• _What you need to do_:
Put every line of the data below into a Markdown table with the columns Row and Line, numbering each row and skipping blank lines. Omit the pictures from the table.

[START OF Dataset excerpts]

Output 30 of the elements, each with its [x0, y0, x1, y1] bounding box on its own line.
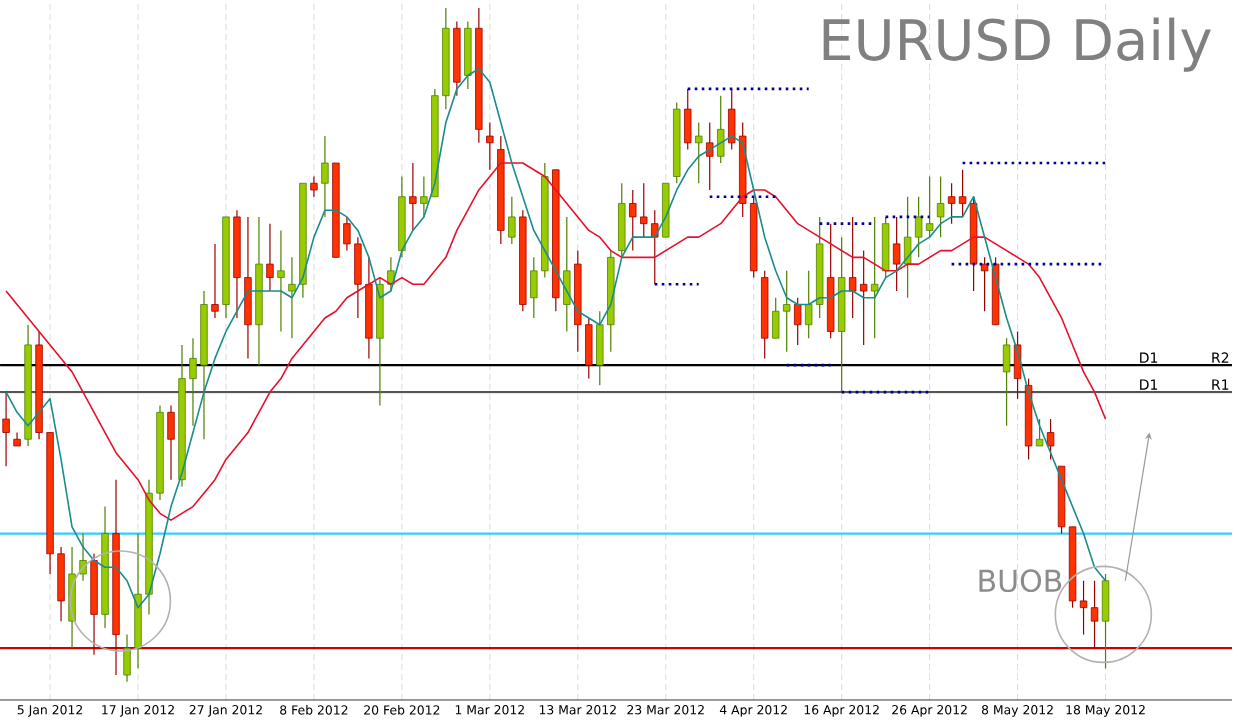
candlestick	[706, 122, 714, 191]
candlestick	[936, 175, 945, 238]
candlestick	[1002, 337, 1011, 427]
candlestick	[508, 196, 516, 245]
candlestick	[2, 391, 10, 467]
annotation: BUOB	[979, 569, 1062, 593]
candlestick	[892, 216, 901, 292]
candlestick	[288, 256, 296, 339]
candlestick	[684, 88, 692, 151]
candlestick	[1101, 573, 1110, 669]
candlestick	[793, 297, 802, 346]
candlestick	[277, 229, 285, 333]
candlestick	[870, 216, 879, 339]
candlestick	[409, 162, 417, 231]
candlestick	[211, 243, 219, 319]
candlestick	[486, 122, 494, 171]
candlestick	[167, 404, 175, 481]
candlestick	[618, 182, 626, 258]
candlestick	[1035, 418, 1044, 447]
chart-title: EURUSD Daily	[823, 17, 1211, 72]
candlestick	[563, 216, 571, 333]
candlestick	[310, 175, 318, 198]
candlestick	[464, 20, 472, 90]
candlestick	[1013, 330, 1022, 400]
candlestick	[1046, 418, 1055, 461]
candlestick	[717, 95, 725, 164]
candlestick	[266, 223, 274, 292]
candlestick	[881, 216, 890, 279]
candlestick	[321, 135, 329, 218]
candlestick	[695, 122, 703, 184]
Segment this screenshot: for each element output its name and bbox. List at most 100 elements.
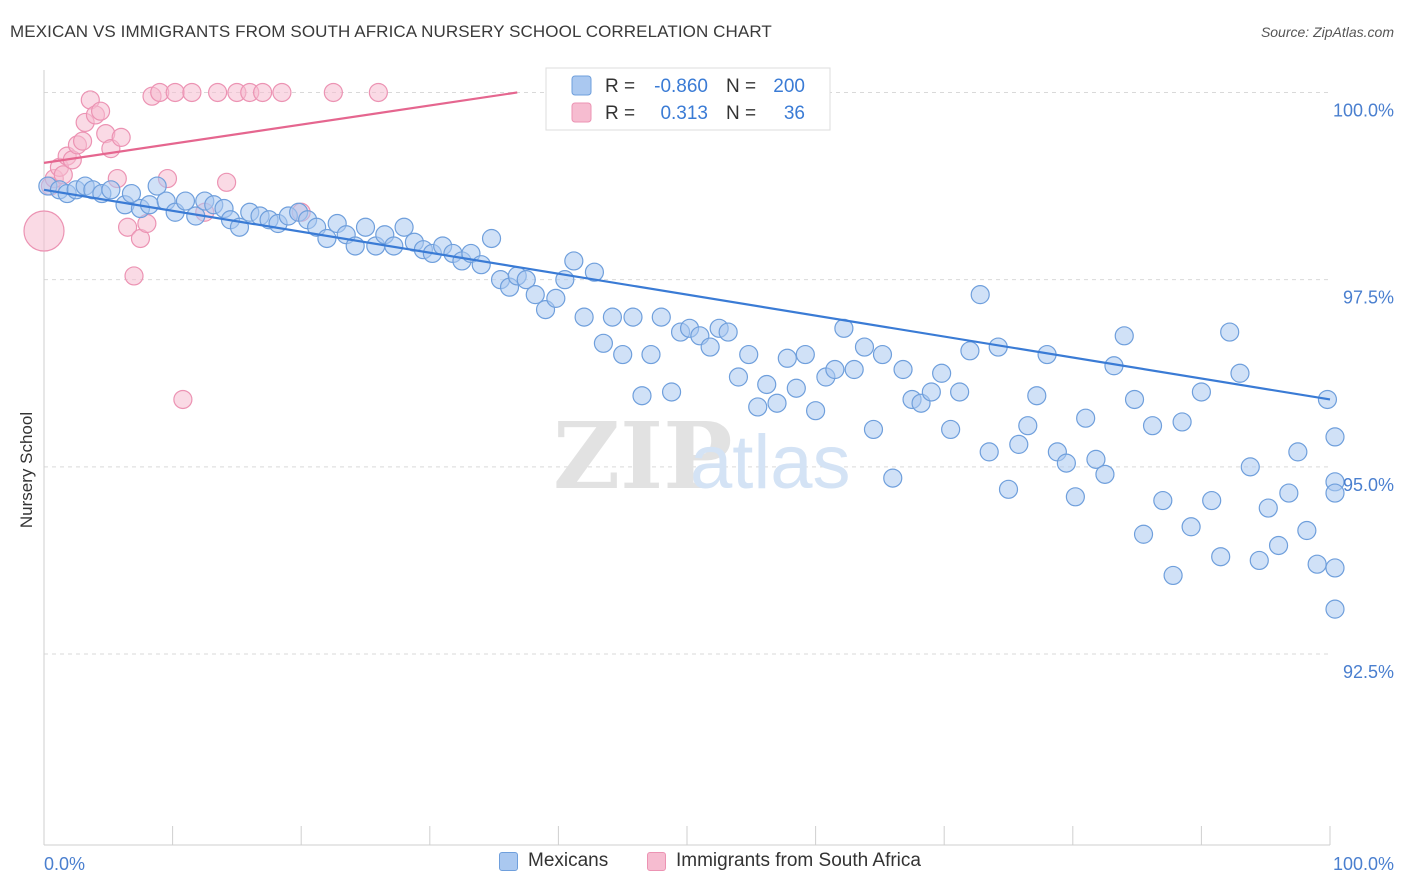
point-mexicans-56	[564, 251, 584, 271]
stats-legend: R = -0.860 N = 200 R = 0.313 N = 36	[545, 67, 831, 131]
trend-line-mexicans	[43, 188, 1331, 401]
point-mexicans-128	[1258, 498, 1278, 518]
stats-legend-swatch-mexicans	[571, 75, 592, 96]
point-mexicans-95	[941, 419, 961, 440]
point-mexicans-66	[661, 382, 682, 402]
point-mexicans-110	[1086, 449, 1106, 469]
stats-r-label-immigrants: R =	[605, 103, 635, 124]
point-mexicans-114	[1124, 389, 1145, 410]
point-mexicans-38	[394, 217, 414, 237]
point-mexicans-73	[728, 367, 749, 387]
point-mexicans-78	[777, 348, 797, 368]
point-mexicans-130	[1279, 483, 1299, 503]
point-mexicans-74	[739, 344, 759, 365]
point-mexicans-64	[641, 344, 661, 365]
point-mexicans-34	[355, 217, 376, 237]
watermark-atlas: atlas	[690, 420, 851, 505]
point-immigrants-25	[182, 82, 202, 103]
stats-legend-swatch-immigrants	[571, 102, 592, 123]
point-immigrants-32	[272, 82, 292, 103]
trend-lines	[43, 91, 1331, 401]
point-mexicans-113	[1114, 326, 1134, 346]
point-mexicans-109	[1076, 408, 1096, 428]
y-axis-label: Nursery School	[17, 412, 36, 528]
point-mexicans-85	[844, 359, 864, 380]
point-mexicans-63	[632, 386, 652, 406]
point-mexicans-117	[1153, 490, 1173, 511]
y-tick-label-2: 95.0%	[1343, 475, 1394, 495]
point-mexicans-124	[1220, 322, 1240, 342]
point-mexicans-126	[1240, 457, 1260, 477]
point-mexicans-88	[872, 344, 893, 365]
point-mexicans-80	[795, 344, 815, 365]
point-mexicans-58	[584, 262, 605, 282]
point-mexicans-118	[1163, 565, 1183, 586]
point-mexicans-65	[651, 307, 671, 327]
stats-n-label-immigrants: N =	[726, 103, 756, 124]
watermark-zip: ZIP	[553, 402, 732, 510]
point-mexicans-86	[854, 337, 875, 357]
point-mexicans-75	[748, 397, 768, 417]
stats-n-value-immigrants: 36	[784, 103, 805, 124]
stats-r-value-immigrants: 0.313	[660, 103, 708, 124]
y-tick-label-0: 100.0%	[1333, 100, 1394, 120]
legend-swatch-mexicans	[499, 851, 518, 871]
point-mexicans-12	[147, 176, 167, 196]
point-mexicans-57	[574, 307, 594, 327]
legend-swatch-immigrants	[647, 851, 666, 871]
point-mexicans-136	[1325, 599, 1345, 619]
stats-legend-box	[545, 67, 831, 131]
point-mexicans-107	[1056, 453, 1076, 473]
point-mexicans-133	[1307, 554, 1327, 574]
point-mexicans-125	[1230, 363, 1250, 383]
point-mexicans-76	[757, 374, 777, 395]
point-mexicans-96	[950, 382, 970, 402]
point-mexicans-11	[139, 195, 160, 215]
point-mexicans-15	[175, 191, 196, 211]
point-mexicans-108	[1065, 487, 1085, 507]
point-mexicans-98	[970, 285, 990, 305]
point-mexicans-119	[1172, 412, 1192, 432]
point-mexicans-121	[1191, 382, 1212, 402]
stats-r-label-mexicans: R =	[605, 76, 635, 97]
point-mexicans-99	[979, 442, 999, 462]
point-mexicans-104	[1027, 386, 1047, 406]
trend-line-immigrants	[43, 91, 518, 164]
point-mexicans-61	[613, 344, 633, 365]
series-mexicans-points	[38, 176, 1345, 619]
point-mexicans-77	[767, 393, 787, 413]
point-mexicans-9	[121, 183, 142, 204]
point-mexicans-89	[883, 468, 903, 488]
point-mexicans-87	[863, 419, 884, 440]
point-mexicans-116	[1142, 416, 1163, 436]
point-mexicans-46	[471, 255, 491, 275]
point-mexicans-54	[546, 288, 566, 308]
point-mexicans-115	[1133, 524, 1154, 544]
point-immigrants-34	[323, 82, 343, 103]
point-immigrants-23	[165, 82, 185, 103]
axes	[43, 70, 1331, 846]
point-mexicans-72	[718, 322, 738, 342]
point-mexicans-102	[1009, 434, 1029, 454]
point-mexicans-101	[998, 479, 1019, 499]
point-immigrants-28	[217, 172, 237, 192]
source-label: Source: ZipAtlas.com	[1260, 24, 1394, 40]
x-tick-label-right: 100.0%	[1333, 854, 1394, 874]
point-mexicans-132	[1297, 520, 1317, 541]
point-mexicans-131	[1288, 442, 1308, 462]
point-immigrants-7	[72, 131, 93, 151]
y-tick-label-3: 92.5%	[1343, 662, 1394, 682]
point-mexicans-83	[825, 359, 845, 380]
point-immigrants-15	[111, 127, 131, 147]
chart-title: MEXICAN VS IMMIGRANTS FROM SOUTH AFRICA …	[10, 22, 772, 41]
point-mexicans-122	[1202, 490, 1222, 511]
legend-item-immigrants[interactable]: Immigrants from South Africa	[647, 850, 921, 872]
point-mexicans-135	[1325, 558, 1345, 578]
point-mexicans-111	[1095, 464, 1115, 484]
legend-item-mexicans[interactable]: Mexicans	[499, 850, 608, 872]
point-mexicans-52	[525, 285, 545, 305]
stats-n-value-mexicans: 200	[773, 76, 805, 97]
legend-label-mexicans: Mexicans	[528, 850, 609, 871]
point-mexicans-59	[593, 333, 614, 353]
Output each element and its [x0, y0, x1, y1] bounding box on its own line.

[END OF Dataset excerpts]

• _Exercise response_:
| Row | Line |
|---|---|
| 1 | Output 30 of the elements, each with its [x0, y0, x1, y1] bounding box on its own line. |
| 2 | candlestick	[706, 122, 714, 191] |
| 3 | candlestick	[936, 175, 945, 238] |
| 4 | candlestick	[1002, 337, 1011, 427] |
| 5 | candlestick	[508, 196, 516, 245] |
| 6 | candlestick	[2, 391, 10, 467] |
| 7 | annotation: BUOB	[979, 569, 1062, 593] |
| 8 | candlestick	[892, 216, 901, 292] |
| 9 | candlestick	[288, 256, 296, 339] |
| 10 | candlestick	[684, 88, 692, 151] |
| 11 | candlestick	[1101, 573, 1110, 669] |
| 12 | candlestick	[793, 297, 802, 346] |
| 13 | candlestick	[277, 229, 285, 333] |
| 14 | candlestick	[870, 216, 879, 339] |
| 15 | candlestick	[409, 162, 417, 231] |
| 16 | candlestick	[211, 243, 219, 319] |
| 17 | candlestick	[486, 122, 494, 171] |
| 18 | candlestick	[167, 404, 175, 481] |
| 19 | candlestick	[618, 182, 626, 258] |
| 20 | candlestick	[1035, 418, 1044, 447] |
| 21 | chart-title: EURUSD Daily	[823, 17, 1211, 72] |
| 22 | candlestick	[563, 216, 571, 333] |
| 23 | candlestick	[310, 175, 318, 198] |
| 24 | candlestick	[464, 20, 472, 90] |
| 25 | candlestick	[1013, 330, 1022, 400] |
| 26 | candlestick	[1046, 418, 1055, 461] |
| 27 | candlestick	[717, 95, 725, 164] |
| 28 | candlestick	[266, 223, 274, 292] |
| 29 | candlestick	[881, 216, 890, 279] |
| 30 | candlestick	[321, 135, 329, 218] |
| 31 | candlestick	[695, 122, 703, 184] |
| 32 | Segment this screenshot: for each element output its name and bbox. List at most 100 elements. |
| 33 | point-mexicans-56	[564, 251, 584, 271] |
| 34 | stats-legend: R = -0.860 N = 200 R = 0.313 N = 36	[545, 67, 831, 131] |
| 35 | trend-line-mexicans	[43, 188, 1331, 401] |
| 36 | point-mexicans-128	[1258, 498, 1278, 518] |
| 37 | stats-legend-swatch-mexicans	[571, 75, 592, 96] |
| 38 | point-mexicans-95	[941, 419, 961, 440] |
| 39 | point-mexicans-66	[661, 382, 682, 402] |
| 40 | point-mexicans-110	[1086, 449, 1106, 469] |
| 41 | stats-r-label-immigrants: R =	[605, 103, 635, 124] |
| 42 | point-mexicans-114	[1124, 389, 1145, 410] |
| 43 | point-mexicans-38	[394, 217, 414, 237] |
| 44 | point-mexicans-73	[728, 367, 749, 387] |
| 45 | point-mexicans-78	[777, 348, 797, 368] |
| 46 | point-mexicans-130	[1279, 483, 1299, 503] |
| 47 | point-mexicans-74	[739, 344, 759, 365] |
| 48 | point-mexicans-64	[641, 344, 661, 365] |
| 49 | point-mexicans-34	[355, 217, 376, 237] |
| 50 | watermark-atlas: atlas	[690, 420, 851, 505] |
| 51 | point-immigrants-25	[182, 82, 202, 103] |
| 52 | stats-legend-swatch-immigrants	[571, 102, 592, 123] |
| 53 | point-immigrants-32	[272, 82, 292, 103] |
| 54 | trend-lines	[43, 91, 1331, 401] |
| 55 | point-mexicans-113	[1114, 326, 1134, 346] |
| 56 | point-mexicans-109	[1076, 408, 1096, 428] |
| 57 | y-axis-label: Nursery School	[17, 412, 36, 528] |
| 58 | point-mexicans-85	[844, 359, 864, 380] |
| 59 | point-mexicans-63	[632, 386, 652, 406] |
| 60 | point-mexicans-117	[1153, 490, 1173, 511] |
| 61 | y-tick-label-2: 95.0%	[1343, 475, 1394, 495] |
| 62 | point-mexicans-124	[1220, 322, 1240, 342] |
| 63 | point-mexicans-126	[1240, 457, 1260, 477] |
| 64 | point-mexicans-88	[872, 344, 893, 365] |
| 65 | point-mexicans-80	[795, 344, 815, 365] |
| 66 | point-mexicans-58	[584, 262, 605, 282] |
| 67 | point-mexicans-118	[1163, 565, 1183, 586] |
| 68 | point-mexicans-65	[651, 307, 671, 327] |
| 69 | stats-n-label-immigrants: N =	[726, 103, 756, 124] |
| 70 | watermark-zip: ZIP	[553, 402, 732, 510] |
| 71 | point-mexicans-86	[854, 337, 875, 357] |
| 72 | point-mexicans-75	[748, 397, 768, 417] |
| 73 | stats-n-value-immigrants: 36	[784, 103, 805, 124] |
| 74 | stats-r-value-immigrants: 0.313	[660, 103, 708, 124] |
| 75 | y-tick-label-0: 100.0%	[1333, 100, 1394, 120] |
| 76 | legend-swatch-mexicans	[499, 851, 518, 871] |
| 77 | point-mexicans-12	[147, 176, 167, 196] |
| 78 | point-mexicans-57	[574, 307, 594, 327] |
| 79 | legend-swatch-immigrants	[647, 851, 666, 871] |
| 80 | point-mexicans-136	[1325, 599, 1345, 619] |
| 81 | stats-legend-box	[545, 67, 831, 131] |
| 82 | point-mexicans-107	[1056, 453, 1076, 473] |
| 83 | point-mexicans-133	[1307, 554, 1327, 574] |
| 84 | point-mexicans-125	[1230, 363, 1250, 383] |
| 85 | point-mexicans-76	[757, 374, 777, 395] |
| 86 | point-mexicans-96	[950, 382, 970, 402] |
| 87 | point-mexicans-11	[139, 195, 160, 215] |
| 88 | point-mexicans-15	[175, 191, 196, 211] |
| 89 | point-mexicans-108	[1065, 487, 1085, 507] |
| 90 | point-mexicans-98	[970, 285, 990, 305] |
| 91 | point-mexicans-119	[1172, 412, 1192, 432] |
| 92 | point-mexicans-121	[1191, 382, 1212, 402] |
| 93 | stats-r-label-mexicans: R =	[605, 76, 635, 97] |
| 94 | point-mexicans-99	[979, 442, 999, 462] |
| 95 | point-mexicans-104	[1027, 386, 1047, 406] |
| 96 | trend-line-immigrants	[43, 91, 518, 164] |
| 97 | point-mexicans-61	[613, 344, 633, 365] |
| 98 | series-mexicans-points	[38, 176, 1345, 619] |
| 99 | point-mexicans-77	[767, 393, 787, 413] |
| 100 | point-mexicans-9	[121, 183, 142, 204] |
| 101 | point-mexicans-89	[883, 468, 903, 488] |
| 102 | point-mexicans-87	[863, 419, 884, 440] |
| 103 | point-mexicans-116	[1142, 416, 1163, 436] |
| 104 | point-mexicans-46	[471, 255, 491, 275] |
| 105 | point-mexicans-54	[546, 288, 566, 308] |
| 106 | point-mexicans-115	[1133, 524, 1154, 544] |
| 107 | point-immigrants-34	[323, 82, 343, 103] |
| 108 | point-immigrants-23	[165, 82, 185, 103] |
| 109 | axes	[43, 70, 1331, 846] |
| 110 | point-mexicans-72	[718, 322, 738, 342] |
| 111 | point-mexicans-102	[1009, 434, 1029, 454] |
| 112 | point-mexicans-101	[998, 479, 1019, 499] |
| 113 | point-immigrants-28	[217, 172, 237, 192] |
| 114 | source-label: Source: ZipAtlas.com	[1260, 24, 1394, 40] |
| 115 | x-tick-label-right: 100.0%	[1333, 854, 1394, 874] |
| 116 | point-mexicans-132	[1297, 520, 1317, 541] |
| 117 | point-mexicans-131	[1288, 442, 1308, 462] |
| 118 | point-immigrants-7	[72, 131, 93, 151] |
| 119 | y-tick-label-3: 92.5%	[1343, 662, 1394, 682] |
| 120 | point-mexicans-83	[825, 359, 845, 380] |
| 121 | point-immigrants-15	[111, 127, 131, 147] |
| 122 | chart-title: MEXICAN VS IMMIGRANTS FROM SOUTH AFRICA …	[10, 22, 772, 41] |
| 123 | point-mexicans-122	[1202, 490, 1222, 511] |
| 124 | legend-item-immigrants[interactable]: Immigrants from South Africa	[647, 850, 921, 872] |
| 125 | point-mexicans-135	[1325, 558, 1345, 578] |
| 126 | point-mexicans-111	[1095, 464, 1115, 484] |
| 127 | legend-item-mexicans[interactable]: Mexicans	[499, 850, 608, 872] |
| 128 | point-mexicans-52	[525, 285, 545, 305] |
| 129 | stats-n-value-mexicans: 200	[773, 76, 805, 97] |
| 130 | legend-label-mexicans: Mexicans	[528, 850, 609, 871] |
| 131 | point-mexicans-59	[593, 333, 614, 353] |
| 132 | Output each element and its [x0, y0, x1, y1] bounding box on its own line. |